## DATA TO USE:
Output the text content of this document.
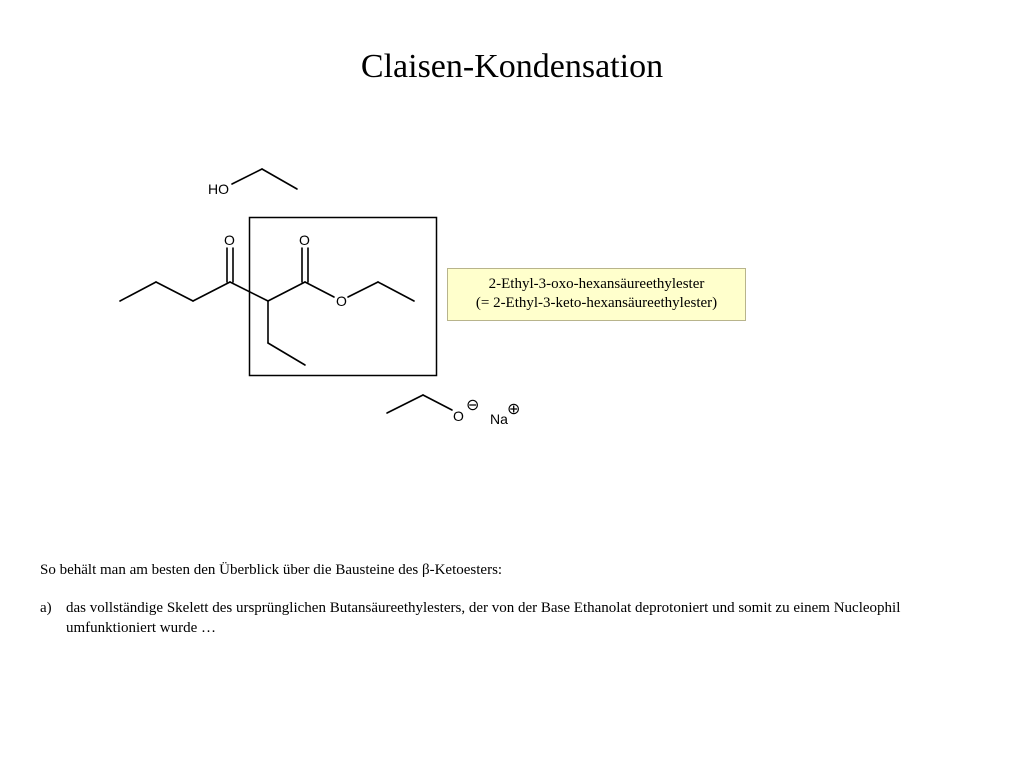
Claisen-Kondensation
HO
O	O
O
O
⊖
Na
⊕
2-Ethyl-3-oxo-hexansäureethylester
(= 2-Ethyl-3-keto-hexansäureethylester)

So behält man am besten den Überblick über die Bausteine des β-Ketoesters:

a) das vollständige Skelett des ursprünglichen Butansäureethylesters, der von der Base Ethanolat deprotoniert und somit zu einem Nucleophil umfunktioniert wurde …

## TASK GOAL:
Select the lines that carry the string "hexansäureethylester" and copy them.

## EXERCISE SOLUTION:
2-Ethyl-3-oxo-hexansäureethylester
(= 2-Ethyl-3-keto-hexansäureethylester)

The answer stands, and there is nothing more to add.